__STATED GOAL__: Extract every line that contains the string "Glasstak".

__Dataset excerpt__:
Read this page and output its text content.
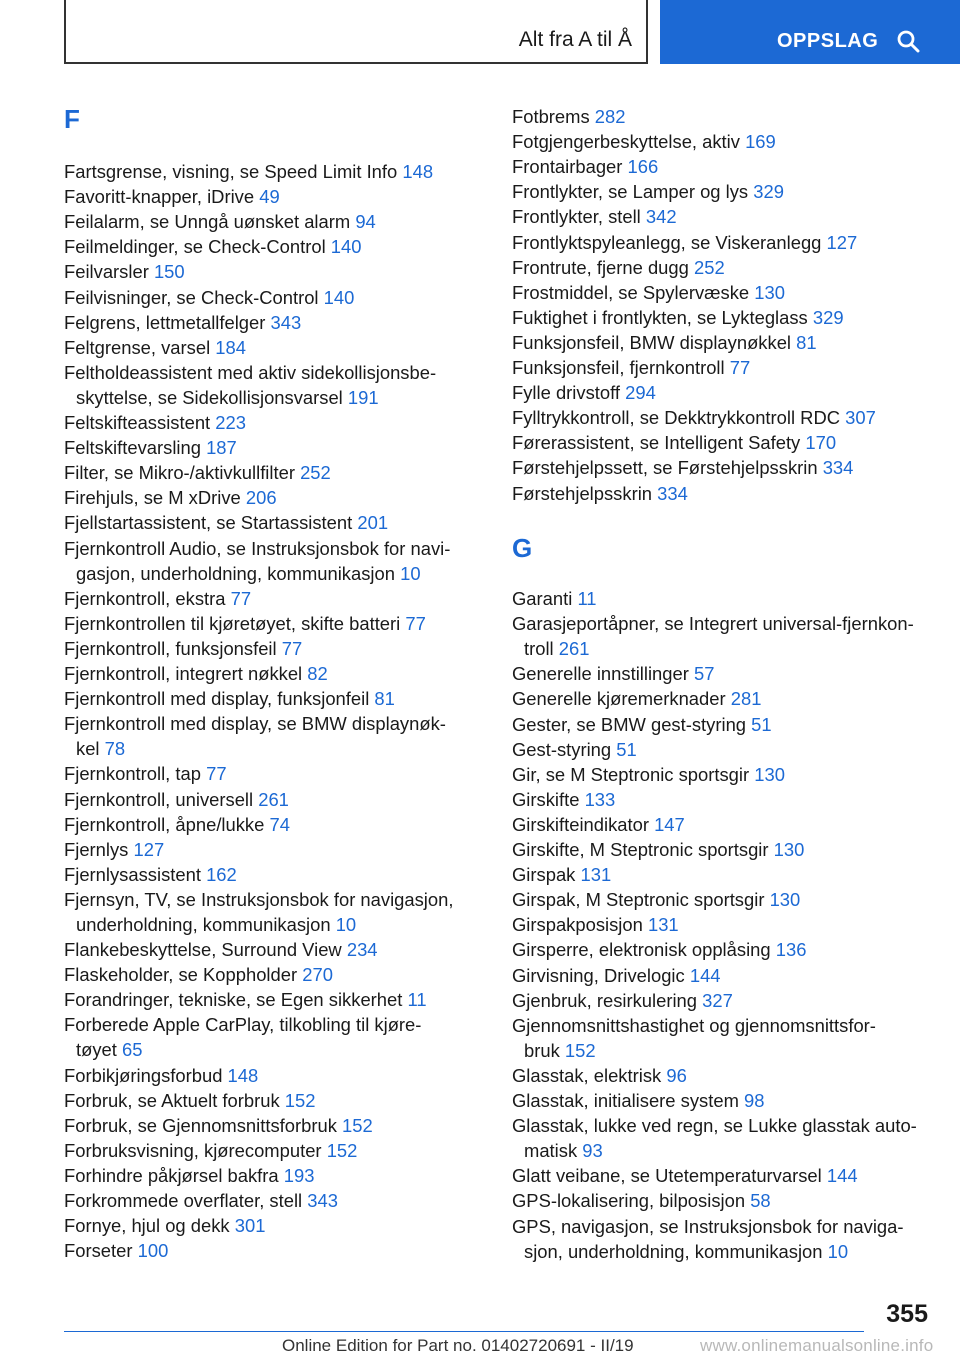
Alt fra A til Å	OPPSLAG
F
Fartsgrense, visning, se Speed Limit Info 148
Favoritt-knapper, iDrive 49
Feilalarm, se Unngå uønsket alarm 94
Feilmeldinger, se Check-Control 140
Feilvarsler 150
Feilvisninger, se Check-Control 140
Felgrens, lettmetallfelger 343
Feltgrense, varsel 184
Feltholdeassistent med aktiv sidekollisjonsbe-
skyttelse, se Sidekollisjonsvarsel 191
Feltskifteassistent 223
Feltskiftevarsling 187
Filter, se Mikro-/aktivkullfilter 252
Firehjuls, se M xDrive 206
Fjellstartassistent, se Startassistent 201
Fjernkontroll Audio, se Instruksjonsbok for navi-
gasjon, underholdning, kommunikasjon 10
Fjernkontroll, ekstra 77
Fjernkontrollen til kjøretøyet, skifte batteri 77
Fjernkontroll, funksjonsfeil 77
Fjernkontroll, integrert nøkkel 82
Fjernkontroll med display, funksjonfeil 81
Fjernkontroll med display, se BMW displaynøk-
kel 78
Fjernkontroll, tap 77
Fjernkontroll, universell 261
Fjernkontroll, åpne/lukke 74
Fjernlys 127
Fjernlysassistent 162
Fjernsyn, TV, se Instruksjonsbok for navigasjon,
underholdning, kommunikasjon 10
Flankebeskyttelse, Surround View 234
Flaskeholder, se Koppholder 270
Forandringer, tekniske, se Egen sikkerhet 11
Forberede Apple CarPlay, tilkobling til kjøre-
tøyet 65
Forbikjøringsforbud 148
Forbruk, se Aktuelt forbruk 152
Forbruk, se Gjennomsnittsforbruk 152
Forbruksvisning, kjørecomputer 152
Forhindre påkjørsel bakfra 193
Forkrommede overflater, stell 343
Fornye, hjul og dekk 301
Forseter 100
Fotbrems 282
Fotgjengerbeskyttelse, aktiv 169
Frontairbager 166
Frontlykter, se Lamper og lys 329
Frontlykter, stell 342
Frontlyktspyleanlegg, se Viskeranlegg 127
Frontrute, fjerne dugg 252
Frostmiddel, se Spylervæske 130
Fuktighet i frontlykten, se Lykteglass 329
Funksjonsfeil, BMW displaynøkkel 81
Funksjonsfeil, fjernkontroll 77
Fylle drivstoff 294
Fylltrykkontroll, se Dekktrykkontroll RDC 307
Førerassistent, se Intelligent Safety 170
Førstehjelpssett, se Førstehjelpsskrin 334
Førstehjelpsskrin 334
G
Garanti 11
Garasjeportåpner, se Integrert universal-fjernkon-
troll 261
Generelle innstillinger 57
Generelle kjøremerknader 281
Gester, se BMW gest-styring 51
Gest-styring 51
Gir, se M Steptronic sportsgir 130
Girskifte 133
Girskifteindikator 147
Girskifte, M Steptronic sportsgir 130
Girspak 131
Girspak, M Steptronic sportsgir 130
Girspakposisjon 131
Girsperre, elektronisk opplåsing 136
Girvisning, Drivelogic 144
Gjenbruk, resirkulering 327
Gjennomsnittshastighet og gjennomsnittsfor-
bruk 152
Glasstak, elektrisk 96
Glasstak, initialisere system 98
Glasstak, lukke ved regn, se Lukke glasstak auto-
matisk 93
Glatt veibane, se Utetemperaturvarsel 144
GPS-lokalisering, bilposisjon 58
GPS, navigasjon, se Instruksjonsbok for naviga-
sjon, underholdning, kommunikasjon 10
355
Online Edition for Part no. 01402720691 - II/19	www.onlinemanualsonline.info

__SOLUTION__:
Glasstak, elektrisk 96
Glasstak, initialisere system 98
Glasstak, lukke ved regn, se Lukke glasstak auto-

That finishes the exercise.